» **Stated task**
Below are the entries; count the lines in them that contain the word "incl" and give only the number.

------------------------------

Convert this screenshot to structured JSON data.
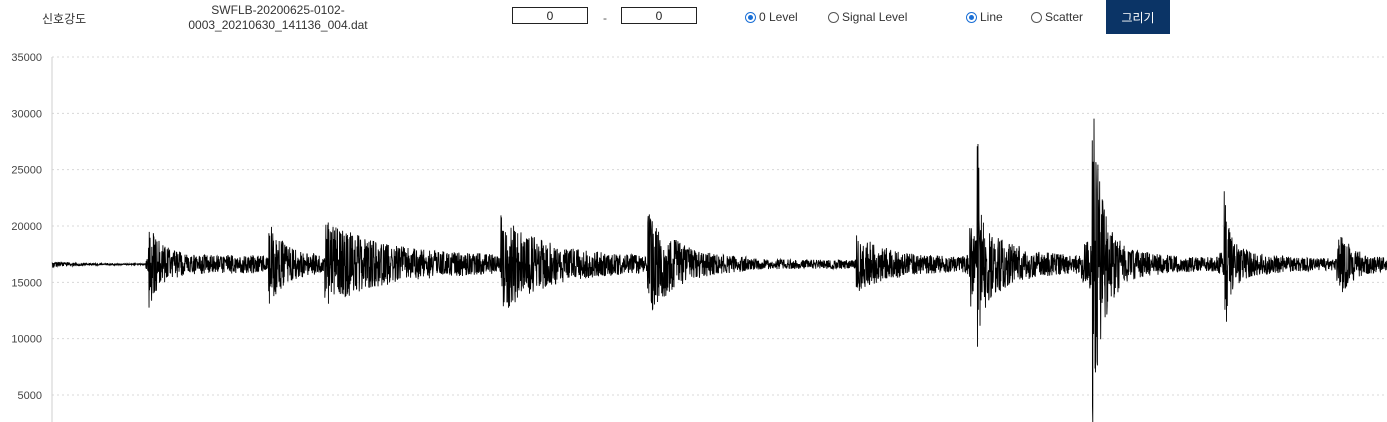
{
  "toolbar": {
    "title": "신호강도",
    "filename_line1": "SWFLB-20200625-0102-",
    "filename_line2": "0003_20210630_141136_004.dat",
    "range_start": "0",
    "range_sep": "-",
    "range_end": "0",
    "level_options": [
      {
        "label": "0 Level",
        "selected": true
      },
      {
        "label": "Signal Level",
        "selected": false
      }
    ],
    "style_options": [
      {
        "label": "Line",
        "selected": true
      },
      {
        "label": "Scatter",
        "selected": false
      }
    ],
    "draw_label": "그리기"
  },
  "colors": {
    "accent": "#0b3466",
    "radio": "#1a6fd6",
    "signal": "#000000",
    "grid": "#d8d8d8"
  },
  "chart_data": {
    "type": "line",
    "title": "",
    "xlabel": "",
    "ylabel": "",
    "y_ticks": [
      35000,
      30000,
      25000,
      20000,
      15000,
      10000,
      5000
    ],
    "ylim": [
      2500,
      35000
    ],
    "grid": "horizontal dotted",
    "baseline": 16600,
    "series": [
      {
        "description_points": [
          {
            "x": 0.0,
            "amp": 300
          },
          {
            "x": 0.07,
            "amp": 300
          },
          {
            "x": 0.072,
            "amp": 4200
          },
          {
            "x": 0.1,
            "amp": 900
          },
          {
            "x": 0.16,
            "amp": 800
          },
          {
            "x": 0.162,
            "amp": 4000
          },
          {
            "x": 0.2,
            "amp": 800
          },
          {
            "x": 0.204,
            "amp": 4200
          },
          {
            "x": 0.33,
            "amp": 800
          },
          {
            "x": 0.336,
            "amp": 4600
          },
          {
            "x": 0.44,
            "amp": 700
          },
          {
            "x": 0.446,
            "amp": 4700
          },
          {
            "x": 0.52,
            "amp": 500
          },
          {
            "x": 0.6,
            "amp": 400
          },
          {
            "x": 0.602,
            "amp": 2800
          },
          {
            "x": 0.68,
            "amp": 600
          },
          {
            "x": 0.687,
            "amp": 6000
          },
          {
            "x": 0.693,
            "amp": 13200
          },
          {
            "x": 0.7,
            "amp": 3500
          },
          {
            "x": 0.77,
            "amp": 700
          },
          {
            "x": 0.779,
            "amp": 16000
          },
          {
            "x": 0.8,
            "amp": 1800
          },
          {
            "x": 0.87,
            "amp": 600
          },
          {
            "x": 0.878,
            "amp": 7200
          },
          {
            "x": 0.89,
            "amp": 1500
          },
          {
            "x": 0.96,
            "amp": 500
          },
          {
            "x": 0.962,
            "amp": 3400
          },
          {
            "x": 1.0,
            "amp": 500
          }
        ]
      }
    ]
  }
}
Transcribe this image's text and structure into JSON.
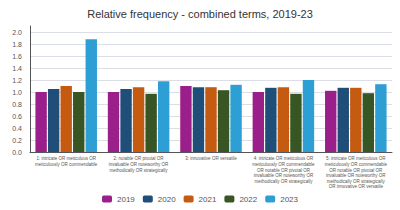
{
  "chart_data": {
    "type": "bar",
    "title": "Relative frequency - combined terms, 2019-23",
    "categories": [
      "1: intricate OR meticulous OR\nmeticulously OR commendable",
      "2: notable OR pivotal OR\ninvaluable OR noteworthy OR\nmethodically OR strategically",
      "3: innovative OR versatile",
      "4: intricate OR meticulous OR\nmeticulously OR commendable\nOR notable OR pivotal OR\ninvaluable OR noteworthy OR\nmethodically OR strategically",
      "5: intricate OR meticulous OR\nmeticulously OR commendable\nOR notable OR pivotal OR\ninvaluable OR noteworthy OR\nmethodically OR strategically\nOR innovative OR versatile"
    ],
    "series": [
      {
        "name": "2019",
        "color": "#9b1f8a",
        "values": [
          1.0,
          1.0,
          1.1,
          1.0,
          1.02
        ]
      },
      {
        "name": "2020",
        "color": "#1f4e79",
        "values": [
          1.05,
          1.05,
          1.08,
          1.07,
          1.07
        ]
      },
      {
        "name": "2021",
        "color": "#c55a11",
        "values": [
          1.1,
          1.08,
          1.08,
          1.08,
          1.07
        ]
      },
      {
        "name": "2022",
        "color": "#375623",
        "values": [
          1.0,
          0.97,
          1.03,
          0.97,
          0.98
        ]
      },
      {
        "name": "2023",
        "color": "#2e9fd4",
        "values": [
          1.88,
          1.18,
          1.12,
          1.2,
          1.13
        ]
      }
    ],
    "ylim": [
      0,
      2.1
    ],
    "yticks": [
      {
        "value": 0,
        "label": "0.0"
      },
      0.2,
      0.4,
      0.6,
      0.8,
      {
        "value": 1.0,
        "label": "1.0"
      },
      1.2,
      1.4,
      1.6,
      1.8,
      {
        "value": 2.0,
        "label": "2.0"
      }
    ],
    "grid": true,
    "legend": "bottom"
  }
}
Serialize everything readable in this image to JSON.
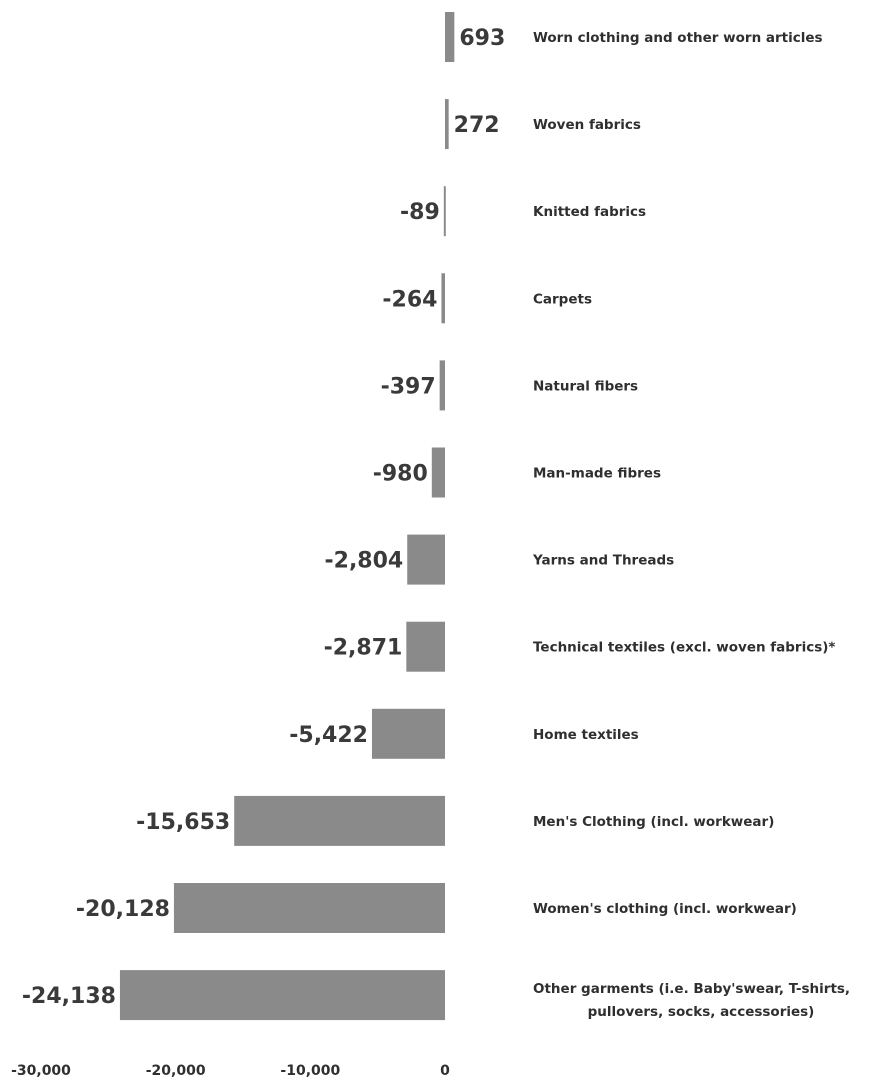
{
  "chart_data": {
    "type": "bar",
    "orientation": "horizontal",
    "categories": [
      "Worn clothing and other worn articles",
      "Woven fabrics",
      "Knitted fabrics",
      "Carpets",
      "Natural fibers",
      "Man-made fibres",
      "Yarns and Threads",
      "Technical textiles (excl. woven fabrics)*",
      "Home textiles",
      "Men's Clothing (incl. workwear)",
      "Women's clothing (incl. workwear)",
      [
        "Other garments (i.e. Baby'swear, T-shirts,",
        "pullovers, socks, accessories)"
      ]
    ],
    "values": [
      693,
      272,
      -89,
      -264,
      -397,
      -980,
      -2804,
      -2871,
      -5422,
      -15653,
      -20128,
      -24138
    ],
    "value_labels": [
      "693",
      "272",
      "-89",
      "-264",
      "-397",
      "-980",
      "-2,804",
      "-2,871",
      "-5,422",
      "-15,653",
      "-20,128",
      "-24,138"
    ],
    "x_ticks": [
      "-30,000",
      "-20,000",
      "-10,000",
      "0"
    ],
    "x_tick_values": [
      -30000,
      -20000,
      -10000,
      0
    ],
    "xlim": [
      -30000,
      0
    ],
    "grid": false,
    "legend": "none",
    "bar_color": "#8a8a8a"
  }
}
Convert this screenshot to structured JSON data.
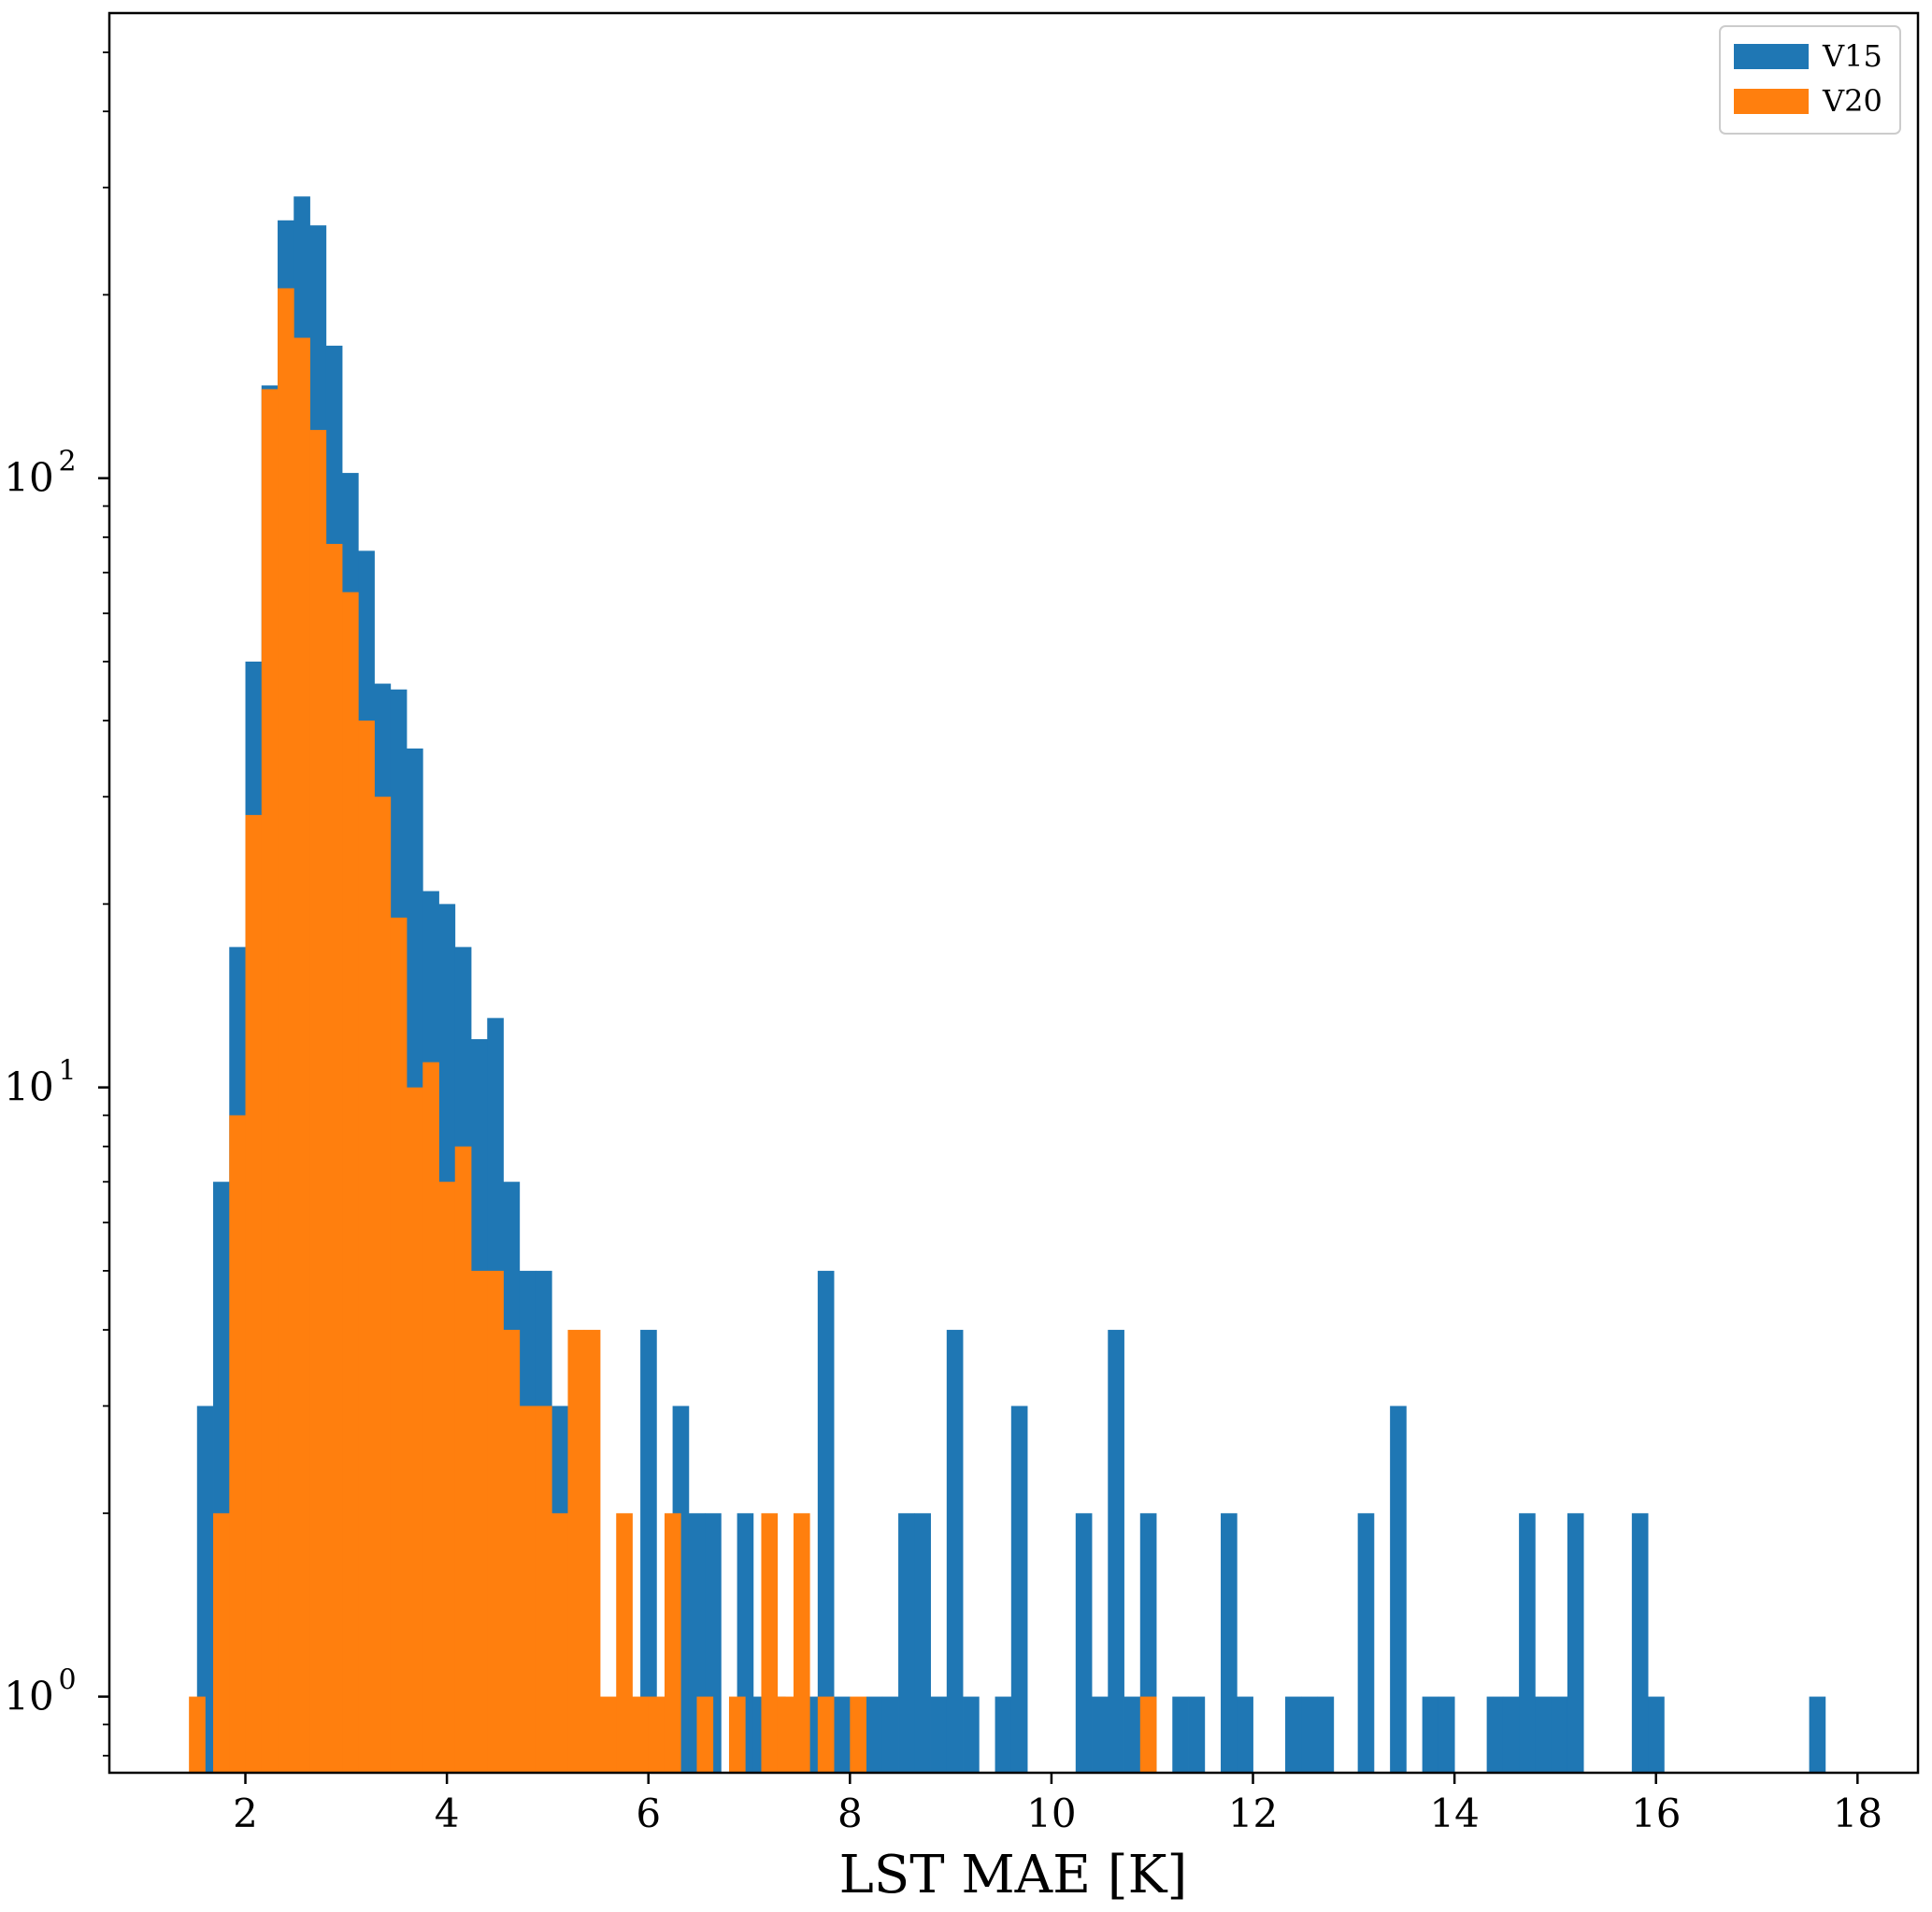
{
  "chart_data": {
    "type": "histogram",
    "xlabel": "LST MAE [K]",
    "ylabel": "",
    "yscale": "log",
    "xlim": [
      0.65,
      18.6
    ],
    "ylim": [
      0.75,
      580
    ],
    "bin_width": 0.16,
    "x_ticks": [
      2,
      4,
      6,
      8,
      10,
      12,
      14,
      16,
      18
    ],
    "y_ticks": [
      {
        "value": 1,
        "base": "10",
        "exp": "0"
      },
      {
        "value": 10,
        "base": "10",
        "exp": "1"
      },
      {
        "value": 100,
        "base": "10",
        "exp": "2"
      }
    ],
    "grid": false,
    "legend_position": "upper right",
    "series": [
      {
        "name": "V15",
        "color": "#1f77b4",
        "bins": [
          [
            1.52,
            3
          ],
          [
            1.68,
            7
          ],
          [
            1.84,
            17
          ],
          [
            2.0,
            50
          ],
          [
            2.16,
            142
          ],
          [
            2.32,
            265
          ],
          [
            2.48,
            290
          ],
          [
            2.64,
            260
          ],
          [
            2.8,
            165
          ],
          [
            2.96,
            102
          ],
          [
            3.12,
            76
          ],
          [
            3.28,
            46
          ],
          [
            3.44,
            45
          ],
          [
            3.6,
            36
          ],
          [
            3.76,
            21
          ],
          [
            3.92,
            20
          ],
          [
            4.08,
            17
          ],
          [
            4.24,
            12
          ],
          [
            4.4,
            13
          ],
          [
            4.56,
            7
          ],
          [
            4.72,
            5
          ],
          [
            4.88,
            5
          ],
          [
            5.04,
            3
          ],
          [
            5.2,
            1
          ],
          [
            5.92,
            4
          ],
          [
            6.24,
            3
          ],
          [
            6.4,
            2
          ],
          [
            6.56,
            2
          ],
          [
            6.88,
            2
          ],
          [
            7.04,
            1
          ],
          [
            7.2,
            1
          ],
          [
            7.52,
            1
          ],
          [
            7.68,
            5
          ],
          [
            7.84,
            1
          ],
          [
            8.16,
            1
          ],
          [
            8.32,
            1
          ],
          [
            8.48,
            2
          ],
          [
            8.64,
            2
          ],
          [
            8.8,
            1
          ],
          [
            8.96,
            4
          ],
          [
            9.12,
            1
          ],
          [
            9.44,
            1
          ],
          [
            9.6,
            3
          ],
          [
            10.24,
            2
          ],
          [
            10.4,
            1
          ],
          [
            10.56,
            4
          ],
          [
            10.72,
            1
          ],
          [
            10.88,
            2
          ],
          [
            11.2,
            1
          ],
          [
            11.36,
            1
          ],
          [
            11.68,
            2
          ],
          [
            11.84,
            1
          ],
          [
            12.32,
            1
          ],
          [
            12.48,
            1
          ],
          [
            12.64,
            1
          ],
          [
            13.04,
            2
          ],
          [
            13.36,
            3
          ],
          [
            13.68,
            1
          ],
          [
            13.84,
            1
          ],
          [
            14.32,
            1
          ],
          [
            14.48,
            1
          ],
          [
            14.64,
            2
          ],
          [
            14.8,
            1
          ],
          [
            14.96,
            1
          ],
          [
            15.12,
            2
          ],
          [
            15.76,
            2
          ],
          [
            15.92,
            1
          ],
          [
            17.52,
            1
          ]
        ]
      },
      {
        "name": "V20",
        "color": "#ff7f0e",
        "bins": [
          [
            1.44,
            1
          ],
          [
            1.68,
            2
          ],
          [
            1.84,
            9
          ],
          [
            2.0,
            28
          ],
          [
            2.16,
            140
          ],
          [
            2.32,
            205
          ],
          [
            2.48,
            170
          ],
          [
            2.64,
            120
          ],
          [
            2.8,
            78
          ],
          [
            2.96,
            65
          ],
          [
            3.12,
            40
          ],
          [
            3.28,
            30
          ],
          [
            3.44,
            19
          ],
          [
            3.6,
            10
          ],
          [
            3.76,
            11
          ],
          [
            3.92,
            7
          ],
          [
            4.08,
            8
          ],
          [
            4.24,
            5
          ],
          [
            4.4,
            5
          ],
          [
            4.56,
            4
          ],
          [
            4.72,
            3
          ],
          [
            4.88,
            3
          ],
          [
            5.04,
            2
          ],
          [
            5.2,
            4
          ],
          [
            5.36,
            4
          ],
          [
            5.52,
            1
          ],
          [
            5.68,
            2
          ],
          [
            5.84,
            1
          ],
          [
            6.0,
            1
          ],
          [
            6.16,
            2
          ],
          [
            6.48,
            1
          ],
          [
            6.8,
            1
          ],
          [
            7.12,
            2
          ],
          [
            7.28,
            1
          ],
          [
            7.44,
            2
          ],
          [
            7.68,
            1
          ],
          [
            8.0,
            1
          ],
          [
            10.88,
            1
          ]
        ]
      }
    ]
  }
}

------------------------------

» **Reply to the exercise**
2